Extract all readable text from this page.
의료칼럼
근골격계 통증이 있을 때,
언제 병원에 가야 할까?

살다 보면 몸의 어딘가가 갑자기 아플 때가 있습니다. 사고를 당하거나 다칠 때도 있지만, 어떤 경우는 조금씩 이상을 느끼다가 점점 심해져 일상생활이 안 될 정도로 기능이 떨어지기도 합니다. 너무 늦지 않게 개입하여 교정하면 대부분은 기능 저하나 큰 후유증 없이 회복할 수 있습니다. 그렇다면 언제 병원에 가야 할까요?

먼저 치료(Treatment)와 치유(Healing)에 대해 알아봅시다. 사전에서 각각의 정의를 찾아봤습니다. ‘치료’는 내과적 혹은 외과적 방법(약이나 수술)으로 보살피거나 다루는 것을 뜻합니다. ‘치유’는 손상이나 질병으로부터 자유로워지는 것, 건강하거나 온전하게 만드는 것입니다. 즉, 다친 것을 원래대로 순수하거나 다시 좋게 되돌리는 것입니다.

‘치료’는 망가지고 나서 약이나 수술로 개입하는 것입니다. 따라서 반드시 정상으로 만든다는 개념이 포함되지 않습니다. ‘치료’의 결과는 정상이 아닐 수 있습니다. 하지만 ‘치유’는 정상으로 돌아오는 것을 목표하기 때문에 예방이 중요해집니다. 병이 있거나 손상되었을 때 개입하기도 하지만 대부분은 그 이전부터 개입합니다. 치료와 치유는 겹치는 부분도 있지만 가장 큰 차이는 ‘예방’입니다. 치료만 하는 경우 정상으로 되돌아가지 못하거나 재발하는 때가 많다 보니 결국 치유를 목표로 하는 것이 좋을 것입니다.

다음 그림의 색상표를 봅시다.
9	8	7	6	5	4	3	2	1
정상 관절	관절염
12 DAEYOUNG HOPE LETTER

▶ [Problem requirements]: Your task is to repeat every entry exactly.

▶ [Complete answer]:
Extract all readable text from this page.
의료칼럼
근골격계 통증이 있을 때,
언제 병원에 가야 할까?

살다 보면 몸의 어딘가가 갑자기 아플 때가 있습니다. 사고를 당하거나 다칠 때도 있지만, 어떤 경우는 조금씩 이상을 느끼다가 점점 심해져 일상생활이 안 될 정도로 기능이 떨어지기도 합니다. 너무 늦지 않게 개입하여 교정하면 대부분은 기능 저하나 큰 후유증 없이 회복할 수 있습니다. 그렇다면 언제 병원에 가야 할까요?

먼저 치료(Treatment)와 치유(Healing)에 대해 알아봅시다. 사전에서 각각의 정의를 찾아봤습니다. ‘치료’는 내과적 혹은 외과적 방법(약이나 수술)으로 보살피거나 다루는 것을 뜻합니다. ‘치유’는 손상이나 질병으로부터 자유로워지는 것, 건강하거나 온전하게 만드는 것입니다. 즉, 다친 것을 원래대로 순수하거나 다시 좋게 되돌리는 것입니다.

‘치료’는 망가지고 나서 약이나 수술로 개입하는 것입니다. 따라서 반드시 정상으로 만든다는 개념이 포함되지 않습니다. ‘치료’의 결과는 정상이 아닐 수 있습니다. 하지만 ‘치유’는 정상으로 돌아오는 것을 목표하기 때문에 예방이 중요해집니다. 병이 있거나 손상되었을 때 개입하기도 하지만 대부분은 그 이전부터 개입합니다. 치료와 치유는 겹치는 부분도 있지만 가장 큰 차이는 ‘예방’입니다. 치료만 하는 경우 정상으로 되돌아가지 못하거나 재발하는 때가 많다 보니 결국 치유를 목표로 하는 것이 좋을 것입니다.

다음 그림의 색상표를 봅시다.
9	8	7	6	5	4	3	2	1
정상 관절	관절염
12 DAEYOUNG HOPE LETTER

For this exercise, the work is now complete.